### What you should do
Make an exact copy of the lines below.
── Input for this task ──
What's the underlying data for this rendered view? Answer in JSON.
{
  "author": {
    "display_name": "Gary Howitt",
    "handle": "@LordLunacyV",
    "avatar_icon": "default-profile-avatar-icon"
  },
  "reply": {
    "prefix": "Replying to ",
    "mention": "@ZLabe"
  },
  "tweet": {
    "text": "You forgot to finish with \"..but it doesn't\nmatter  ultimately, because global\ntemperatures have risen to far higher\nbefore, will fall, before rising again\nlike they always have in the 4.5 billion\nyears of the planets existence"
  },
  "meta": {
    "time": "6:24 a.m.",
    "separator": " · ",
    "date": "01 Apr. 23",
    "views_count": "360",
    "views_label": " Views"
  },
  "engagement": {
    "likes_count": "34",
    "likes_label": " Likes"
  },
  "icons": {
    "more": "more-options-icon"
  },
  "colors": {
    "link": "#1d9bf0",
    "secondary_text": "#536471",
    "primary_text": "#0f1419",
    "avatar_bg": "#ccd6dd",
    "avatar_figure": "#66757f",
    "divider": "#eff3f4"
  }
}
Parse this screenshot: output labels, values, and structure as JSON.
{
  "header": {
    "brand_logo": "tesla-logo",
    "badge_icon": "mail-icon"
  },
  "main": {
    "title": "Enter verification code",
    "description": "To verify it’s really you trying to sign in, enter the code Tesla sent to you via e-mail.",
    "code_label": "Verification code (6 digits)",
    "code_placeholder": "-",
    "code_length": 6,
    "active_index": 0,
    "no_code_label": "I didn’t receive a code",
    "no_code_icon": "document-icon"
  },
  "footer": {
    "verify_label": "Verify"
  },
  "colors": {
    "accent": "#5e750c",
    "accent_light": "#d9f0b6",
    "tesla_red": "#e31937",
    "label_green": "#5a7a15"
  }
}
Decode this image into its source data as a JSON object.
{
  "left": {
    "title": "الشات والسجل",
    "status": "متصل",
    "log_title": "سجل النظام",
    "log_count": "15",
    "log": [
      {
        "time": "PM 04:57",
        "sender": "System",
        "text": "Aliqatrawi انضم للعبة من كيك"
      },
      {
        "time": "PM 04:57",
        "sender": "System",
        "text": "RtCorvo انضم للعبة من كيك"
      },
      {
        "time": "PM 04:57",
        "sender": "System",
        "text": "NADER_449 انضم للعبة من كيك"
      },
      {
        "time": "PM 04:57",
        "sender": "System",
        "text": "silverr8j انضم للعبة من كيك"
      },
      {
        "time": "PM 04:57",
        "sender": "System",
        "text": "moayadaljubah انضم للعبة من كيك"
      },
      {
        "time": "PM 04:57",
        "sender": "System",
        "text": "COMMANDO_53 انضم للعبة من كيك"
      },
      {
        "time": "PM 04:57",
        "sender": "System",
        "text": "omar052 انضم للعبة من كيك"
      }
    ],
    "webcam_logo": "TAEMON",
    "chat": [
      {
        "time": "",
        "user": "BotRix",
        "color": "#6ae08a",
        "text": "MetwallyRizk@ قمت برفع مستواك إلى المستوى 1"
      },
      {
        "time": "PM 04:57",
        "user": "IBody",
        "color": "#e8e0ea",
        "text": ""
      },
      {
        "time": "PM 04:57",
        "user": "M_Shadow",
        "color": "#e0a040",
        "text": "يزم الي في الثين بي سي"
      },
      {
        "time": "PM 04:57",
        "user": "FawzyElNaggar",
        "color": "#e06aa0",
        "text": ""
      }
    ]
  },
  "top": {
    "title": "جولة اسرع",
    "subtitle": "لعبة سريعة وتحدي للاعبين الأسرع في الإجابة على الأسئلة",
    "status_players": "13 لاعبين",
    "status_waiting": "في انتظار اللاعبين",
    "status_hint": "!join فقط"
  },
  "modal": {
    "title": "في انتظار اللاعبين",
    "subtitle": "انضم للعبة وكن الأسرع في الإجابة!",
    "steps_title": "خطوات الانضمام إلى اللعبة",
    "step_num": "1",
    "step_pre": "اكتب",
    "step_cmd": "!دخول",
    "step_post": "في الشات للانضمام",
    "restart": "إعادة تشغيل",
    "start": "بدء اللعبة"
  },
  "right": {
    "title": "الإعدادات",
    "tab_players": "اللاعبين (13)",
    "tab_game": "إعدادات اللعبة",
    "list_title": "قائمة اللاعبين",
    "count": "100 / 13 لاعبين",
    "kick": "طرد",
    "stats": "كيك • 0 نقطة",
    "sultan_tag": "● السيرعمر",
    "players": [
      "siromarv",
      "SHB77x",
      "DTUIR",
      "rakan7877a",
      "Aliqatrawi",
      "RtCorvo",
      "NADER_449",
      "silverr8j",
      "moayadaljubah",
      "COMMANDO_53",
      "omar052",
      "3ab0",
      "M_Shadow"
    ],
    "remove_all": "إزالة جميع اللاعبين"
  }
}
───
### Correct output
What's the underlying data for this rendered view? Answer in JSON.
{
  "author": {
    "display_name": "Gary Howitt",
    "handle": "@LordLunacyV",
    "avatar_icon": "default-profile-avatar-icon"
  },
  "reply": {
    "prefix": "Replying to ",
    "mention": "@ZLabe"
  },
  "tweet": {
    "text": "You forgot to finish with \"..but it doesn't\nmatter  ultimately, because global\ntemperatures have risen to far higher\nbefore, will fall, before rising again\nlike they always have in the 4.5 billion\nyears of the planets existence"
  },
  "meta": {
    "time": "6:24 a.m.",
    "separator": " · ",
    "date": "01 Apr. 23",
    "views_count": "360",
    "views_label": " Views"
  },
  "engagement": {
    "likes_count": "34",
    "likes_label": " Likes"
  },
  "icons": {
    "more": "more-options-icon"
  },
  "colors": {
    "link": "#1d9bf0",
    "secondary_text": "#536471",
    "primary_text": "#0f1419",
    "avatar_bg": "#ccd6dd",
    "avatar_figure": "#66757f",
    "divider": "#eff3f4"
  }
}
Parse this screenshot: output labels, values, and structure as JSON.
{
  "header": {
    "brand_logo": "tesla-logo",
    "badge_icon": "mail-icon"
  },
  "main": {
    "title": "Enter verification code",
    "description": "To verify it’s really you trying to sign in, enter the code Tesla sent to you via e-mail.",
    "code_label": "Verification code (6 digits)",
    "code_placeholder": "-",
    "code_length": 6,
    "active_index": 0,
    "no_code_label": "I didn’t receive a code",
    "no_code_icon": "document-icon"
  },
  "footer": {
    "verify_label": "Verify"
  },
  "colors": {
    "accent": "#5e750c",
    "accent_light": "#d9f0b6",
    "tesla_red": "#e31937",
    "label_green": "#5a7a15"
  }
}
Decode this image into its source data as a JSON object.
{
  "left": {
    "title": "الشات والسجل",
    "status": "متصل",
    "log_title": "سجل النظام",
    "log_count": "15",
    "log": [
      {
        "time": "PM 04:57",
        "sender": "System",
        "text": "Aliqatrawi انضم للعبة من كيك"
      },
      {
        "time": "PM 04:57",
        "sender": "System",
        "text": "RtCorvo انضم للعبة من كيك"
      },
      {
        "time": "PM 04:57",
        "sender": "System",
        "text": "NADER_449 انضم للعبة من كيك"
      },
      {
        "time": "PM 04:57",
        "sender": "System",
        "text": "silverr8j انضم للعبة من كيك"
      },
      {
        "time": "PM 04:57",
        "sender": "System",
        "text": "moayadaljubah انضم للعبة من كيك"
      },
      {
        "time": "PM 04:57",
        "sender": "System",
        "text": "COMMANDO_53 انضم للعبة من كيك"
      },
      {
        "time": "PM 04:57",
        "sender": "System",
        "text": "omar052 انضم للعبة من كيك"
      }
    ],
    "webcam_logo": "TAEMON",
    "chat": [
      {
        "time": "",
        "user": "BotRix",
        "color": "#6ae08a",
        "text": "MetwallyRizk@ قمت برفع مستواك إلى المستوى 1"
      },
      {
        "time": "PM 04:57",
        "user": "IBody",
        "color": "#e8e0ea",
        "text": ""
      },
      {
        "time": "PM 04:57",
        "user": "M_Shadow",
        "color": "#e0a040",
        "text": "يزم الي في الثين بي سي"
      },
      {
        "time": "PM 04:57",
        "user": "FawzyElNaggar",
        "color": "#e06aa0",
        "text": ""
      }
    ]
  },
  "top": {
    "title": "جولة اسرع",
    "subtitle": "لعبة سريعة وتحدي للاعبين الأسرع في الإجابة على الأسئلة",
    "status_players": "13 لاعبين",
    "status_waiting": "في انتظار اللاعبين",
    "status_hint": "!join فقط"
  },
  "modal": {
    "title": "في انتظار اللاعبين",
    "subtitle": "انضم للعبة وكن الأسرع في الإجابة!",
    "steps_title": "خطوات الانضمام إلى اللعبة",
    "step_num": "1",
    "step_pre": "اكتب",
    "step_cmd": "!دخول",
    "step_post": "في الشات للانضمام",
    "restart": "إعادة تشغيل",
    "start": "بدء اللعبة"
  },
  "right": {
    "title": "الإعدادات",
    "tab_players": "اللاعبين (13)",
    "tab_game": "إعدادات اللعبة",
    "list_title": "قائمة اللاعبين",
    "count": "100 / 13 لاعبين",
    "kick": "طرد",
    "stats": "كيك • 0 نقطة",
    "sultan_tag": "● السيرعمر",
    "players": [
      "siromarv",
      "SHB77x",
      "DTUIR",
      "rakan7877a",
      "Aliqatrawi",
      "RtCorvo",
      "NADER_449",
      "silverr8j",
      "moayadaljubah",
      "COMMANDO_53",
      "omar052",
      "3ab0",
      "M_Shadow"
    ],
    "remove_all": "إزالة جميع اللاعبين"
  }
}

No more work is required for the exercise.